[Task directions] All of the data below must be repeated exactly.

[Listed entries]

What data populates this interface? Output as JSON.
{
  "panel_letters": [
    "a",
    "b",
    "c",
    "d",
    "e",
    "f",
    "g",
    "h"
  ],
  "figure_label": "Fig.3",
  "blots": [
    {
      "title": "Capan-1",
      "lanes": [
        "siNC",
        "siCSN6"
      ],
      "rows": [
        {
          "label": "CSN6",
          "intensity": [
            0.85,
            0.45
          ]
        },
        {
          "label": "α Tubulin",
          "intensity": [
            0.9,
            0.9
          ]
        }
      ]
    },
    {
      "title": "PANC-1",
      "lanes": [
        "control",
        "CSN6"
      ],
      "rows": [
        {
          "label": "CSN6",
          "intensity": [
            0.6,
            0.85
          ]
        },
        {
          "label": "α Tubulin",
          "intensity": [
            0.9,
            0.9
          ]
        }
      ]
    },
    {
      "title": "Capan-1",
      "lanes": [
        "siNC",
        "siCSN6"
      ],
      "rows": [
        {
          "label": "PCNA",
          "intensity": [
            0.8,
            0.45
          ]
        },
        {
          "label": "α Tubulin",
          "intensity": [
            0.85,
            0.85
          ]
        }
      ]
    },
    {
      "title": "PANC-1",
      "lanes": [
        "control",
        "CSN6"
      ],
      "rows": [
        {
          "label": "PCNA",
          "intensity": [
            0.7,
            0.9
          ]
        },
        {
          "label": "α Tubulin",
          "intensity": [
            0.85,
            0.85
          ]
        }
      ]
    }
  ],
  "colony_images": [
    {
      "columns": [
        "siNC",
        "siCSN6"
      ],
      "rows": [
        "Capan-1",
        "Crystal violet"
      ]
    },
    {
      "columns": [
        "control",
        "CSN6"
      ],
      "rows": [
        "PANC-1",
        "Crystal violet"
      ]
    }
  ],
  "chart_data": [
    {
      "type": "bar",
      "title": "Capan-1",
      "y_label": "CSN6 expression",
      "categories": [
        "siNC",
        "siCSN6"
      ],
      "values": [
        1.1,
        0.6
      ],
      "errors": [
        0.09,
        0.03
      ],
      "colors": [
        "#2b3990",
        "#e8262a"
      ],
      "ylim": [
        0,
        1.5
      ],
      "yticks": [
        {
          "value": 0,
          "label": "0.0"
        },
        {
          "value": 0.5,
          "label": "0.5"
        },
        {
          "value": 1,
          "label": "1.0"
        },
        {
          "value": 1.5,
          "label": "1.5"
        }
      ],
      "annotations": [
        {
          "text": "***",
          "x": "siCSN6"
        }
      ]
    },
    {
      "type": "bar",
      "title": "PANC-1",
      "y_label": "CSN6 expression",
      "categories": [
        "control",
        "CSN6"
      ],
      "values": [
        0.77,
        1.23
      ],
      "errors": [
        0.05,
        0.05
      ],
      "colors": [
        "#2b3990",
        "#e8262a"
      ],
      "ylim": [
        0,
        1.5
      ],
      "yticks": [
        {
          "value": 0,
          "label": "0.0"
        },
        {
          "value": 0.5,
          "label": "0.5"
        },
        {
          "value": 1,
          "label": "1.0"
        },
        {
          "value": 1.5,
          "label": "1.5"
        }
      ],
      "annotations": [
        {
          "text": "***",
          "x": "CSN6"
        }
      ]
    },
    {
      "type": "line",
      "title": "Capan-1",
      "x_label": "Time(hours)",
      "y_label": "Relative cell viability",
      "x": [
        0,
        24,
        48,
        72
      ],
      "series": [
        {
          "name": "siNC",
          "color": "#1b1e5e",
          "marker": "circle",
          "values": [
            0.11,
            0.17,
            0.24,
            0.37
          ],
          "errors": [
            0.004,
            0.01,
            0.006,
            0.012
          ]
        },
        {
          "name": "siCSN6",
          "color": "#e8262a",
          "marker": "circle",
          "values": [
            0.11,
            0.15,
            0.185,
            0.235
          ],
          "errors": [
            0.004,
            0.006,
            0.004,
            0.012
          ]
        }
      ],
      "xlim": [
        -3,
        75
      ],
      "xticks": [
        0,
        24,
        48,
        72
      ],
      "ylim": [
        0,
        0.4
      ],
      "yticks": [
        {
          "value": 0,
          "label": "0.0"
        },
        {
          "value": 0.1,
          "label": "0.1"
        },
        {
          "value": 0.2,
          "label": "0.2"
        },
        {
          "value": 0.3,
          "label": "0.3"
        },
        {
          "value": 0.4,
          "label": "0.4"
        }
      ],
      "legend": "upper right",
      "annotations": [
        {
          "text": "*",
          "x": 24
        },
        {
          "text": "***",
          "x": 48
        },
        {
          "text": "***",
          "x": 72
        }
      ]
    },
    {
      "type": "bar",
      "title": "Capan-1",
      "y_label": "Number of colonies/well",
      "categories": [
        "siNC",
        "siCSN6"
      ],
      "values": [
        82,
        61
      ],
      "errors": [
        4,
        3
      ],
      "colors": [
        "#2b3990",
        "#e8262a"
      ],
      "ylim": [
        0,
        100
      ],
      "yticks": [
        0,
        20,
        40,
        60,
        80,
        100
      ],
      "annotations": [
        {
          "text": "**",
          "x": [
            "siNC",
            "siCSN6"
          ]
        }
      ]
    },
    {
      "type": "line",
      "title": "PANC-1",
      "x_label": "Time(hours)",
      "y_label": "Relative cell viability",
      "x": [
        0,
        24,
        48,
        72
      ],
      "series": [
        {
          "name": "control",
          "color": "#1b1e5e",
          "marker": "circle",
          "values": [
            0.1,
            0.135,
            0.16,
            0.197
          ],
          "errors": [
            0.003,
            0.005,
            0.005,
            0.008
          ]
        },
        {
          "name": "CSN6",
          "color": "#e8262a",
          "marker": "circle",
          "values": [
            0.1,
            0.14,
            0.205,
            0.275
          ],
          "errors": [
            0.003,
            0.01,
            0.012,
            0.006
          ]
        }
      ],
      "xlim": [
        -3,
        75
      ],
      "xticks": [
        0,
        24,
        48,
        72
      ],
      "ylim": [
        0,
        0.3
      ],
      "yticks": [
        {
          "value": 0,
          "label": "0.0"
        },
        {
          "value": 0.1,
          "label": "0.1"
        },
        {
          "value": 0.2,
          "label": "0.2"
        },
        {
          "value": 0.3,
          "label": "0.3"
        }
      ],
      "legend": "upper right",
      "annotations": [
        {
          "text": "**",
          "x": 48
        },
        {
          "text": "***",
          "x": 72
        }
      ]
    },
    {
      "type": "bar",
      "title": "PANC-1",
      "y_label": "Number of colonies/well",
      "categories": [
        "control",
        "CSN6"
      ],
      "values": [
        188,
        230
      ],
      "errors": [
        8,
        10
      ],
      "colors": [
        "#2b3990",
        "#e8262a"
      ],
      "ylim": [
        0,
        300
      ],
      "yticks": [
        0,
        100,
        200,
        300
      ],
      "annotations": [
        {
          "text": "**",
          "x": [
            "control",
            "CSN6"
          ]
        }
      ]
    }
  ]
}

[Response]
What data populates this interface? Output as JSON.
{
  "panel_letters": [
    "a",
    "b",
    "c",
    "d",
    "e",
    "f",
    "g",
    "h"
  ],
  "figure_label": "Fig.3",
  "blots": [
    {
      "title": "Capan-1",
      "lanes": [
        "siNC",
        "siCSN6"
      ],
      "rows": [
        {
          "label": "CSN6",
          "intensity": [
            0.85,
            0.45
          ]
        },
        {
          "label": "α Tubulin",
          "intensity": [
            0.9,
            0.9
          ]
        }
      ]
    },
    {
      "title": "PANC-1",
      "lanes": [
        "control",
        "CSN6"
      ],
      "rows": [
        {
          "label": "CSN6",
          "intensity": [
            0.6,
            0.85
          ]
        },
        {
          "label": "α Tubulin",
          "intensity": [
            0.9,
            0.9
          ]
        }
      ]
    },
    {
      "title": "Capan-1",
      "lanes": [
        "siNC",
        "siCSN6"
      ],
      "rows": [
        {
          "label": "PCNA",
          "intensity": [
            0.8,
            0.45
          ]
        },
        {
          "label": "α Tubulin",
          "intensity": [
            0.85,
            0.85
          ]
        }
      ]
    },
    {
      "title": "PANC-1",
      "lanes": [
        "control",
        "CSN6"
      ],
      "rows": [
        {
          "label": "PCNA",
          "intensity": [
            0.7,
            0.9
          ]
        },
        {
          "label": "α Tubulin",
          "intensity": [
            0.85,
            0.85
          ]
        }
      ]
    }
  ],
  "colony_images": [
    {
      "columns": [
        "siNC",
        "siCSN6"
      ],
      "rows": [
        "Capan-1",
        "Crystal violet"
      ]
    },
    {
      "columns": [
        "control",
        "CSN6"
      ],
      "rows": [
        "PANC-1",
        "Crystal violet"
      ]
    }
  ],
  "chart_data": [
    {
      "type": "bar",
      "title": "Capan-1",
      "y_label": "CSN6 expression",
      "categories": [
        "siNC",
        "siCSN6"
      ],
      "values": [
        1.1,
        0.6
      ],
      "errors": [
        0.09,
        0.03
      ],
      "colors": [
        "#2b3990",
        "#e8262a"
      ],
      "ylim": [
        0,
        1.5
      ],
      "yticks": [
        {
          "value": 0,
          "label": "0.0"
        },
        {
          "value": 0.5,
          "label": "0.5"
        },
        {
          "value": 1,
          "label": "1.0"
        },
        {
          "value": 1.5,
          "label": "1.5"
        }
      ],
      "annotations": [
        {
          "text": "***",
          "x": "siCSN6"
        }
      ]
    },
    {
      "type": "bar",
      "title": "PANC-1",
      "y_label": "CSN6 expression",
      "categories": [
        "control",
        "CSN6"
      ],
      "values": [
        0.77,
        1.23
      ],
      "errors": [
        0.05,
        0.05
      ],
      "colors": [
        "#2b3990",
        "#e8262a"
      ],
      "ylim": [
        0,
        1.5
      ],
      "yticks": [
        {
          "value": 0,
          "label": "0.0"
        },
        {
          "value": 0.5,
          "label": "0.5"
        },
        {
          "value": 1,
          "label": "1.0"
        },
        {
          "value": 1.5,
          "label": "1.5"
        }
      ],
      "annotations": [
        {
          "text": "***",
          "x": "CSN6"
        }
      ]
    },
    {
      "type": "line",
      "title": "Capan-1",
      "x_label": "Time(hours)",
      "y_label": "Relative cell viability",
      "x": [
        0,
        24,
        48,
        72
      ],
      "series": [
        {
          "name": "siNC",
          "color": "#1b1e5e",
          "marker": "circle",
          "values": [
            0.11,
            0.17,
            0.24,
            0.37
          ],
          "errors": [
            0.004,
            0.01,
            0.006,
            0.012
          ]
        },
        {
          "name": "siCSN6",
          "color": "#e8262a",
          "marker": "circle",
          "values": [
            0.11,
            0.15,
            0.185,
            0.235
          ],
          "errors": [
            0.004,
            0.006,
            0.004,
            0.012
          ]
        }
      ],
      "xlim": [
        -3,
        75
      ],
      "xticks": [
        0,
        24,
        48,
        72
      ],
      "ylim": [
        0,
        0.4
      ],
      "yticks": [
        {
          "value": 0,
          "label": "0.0"
        },
        {
          "value": 0.1,
          "label": "0.1"
        },
        {
          "value": 0.2,
          "label": "0.2"
        },
        {
          "value": 0.3,
          "label": "0.3"
        },
        {
          "value": 0.4,
          "label": "0.4"
        }
      ],
      "legend": "upper right",
      "annotations": [
        {
          "text": "*",
          "x": 24
        },
        {
          "text": "***",
          "x": 48
        },
        {
          "text": "***",
          "x": 72
        }
      ]
    },
    {
      "type": "bar",
      "title": "Capan-1",
      "y_label": "Number of colonies/well",
      "categories": [
        "siNC",
        "siCSN6"
      ],
      "values": [
        82,
        61
      ],
      "errors": [
        4,
        3
      ],
      "colors": [
        "#2b3990",
        "#e8262a"
      ],
      "ylim": [
        0,
        100
      ],
      "yticks": [
        0,
        20,
        40,
        60,
        80,
        100
      ],
      "annotations": [
        {
          "text": "**",
          "x": [
            "siNC",
            "siCSN6"
          ]
        }
      ]
    },
    {
      "type": "line",
      "title": "PANC-1",
      "x_label": "Time(hours)",
      "y_label": "Relative cell viability",
      "x": [
        0,
        24,
        48,
        72
      ],
      "series": [
        {
          "name": "control",
          "color": "#1b1e5e",
          "marker": "circle",
          "values": [
            0.1,
            0.135,
            0.16,
            0.197
          ],
          "errors": [
            0.003,
            0.005,
            0.005,
            0.008
          ]
        },
        {
          "name": "CSN6",
          "color": "#e8262a",
          "marker": "circle",
          "values": [
            0.1,
            0.14,
            0.205,
            0.275
          ],
          "errors": [
            0.003,
            0.01,
            0.012,
            0.006
          ]
        }
      ],
      "xlim": [
        -3,
        75
      ],
      "xticks": [
        0,
        24,
        48,
        72
      ],
      "ylim": [
        0,
        0.3
      ],
      "yticks": [
        {
          "value": 0,
          "label": "0.0"
        },
        {
          "value": 0.1,
          "label": "0.1"
        },
        {
          "value": 0.2,
          "label": "0.2"
        },
        {
          "value": 0.3,
          "label": "0.3"
        }
      ],
      "legend": "upper right",
      "annotations": [
        {
          "text": "**",
          "x": 48
        },
        {
          "text": "***",
          "x": 72
        }
      ]
    },
    {
      "type": "bar",
      "title": "PANC-1",
      "y_label": "Number of colonies/well",
      "categories": [
        "control",
        "CSN6"
      ],
      "values": [
        188,
        230
      ],
      "errors": [
        8,
        10
      ],
      "colors": [
        "#2b3990",
        "#e8262a"
      ],
      "ylim": [
        0,
        300
      ],
      "yticks": [
        0,
        100,
        200,
        300
      ],
      "annotations": [
        {
          "text": "**",
          "x": [
            "control",
            "CSN6"
          ]
        }
      ]
    }
  ]
}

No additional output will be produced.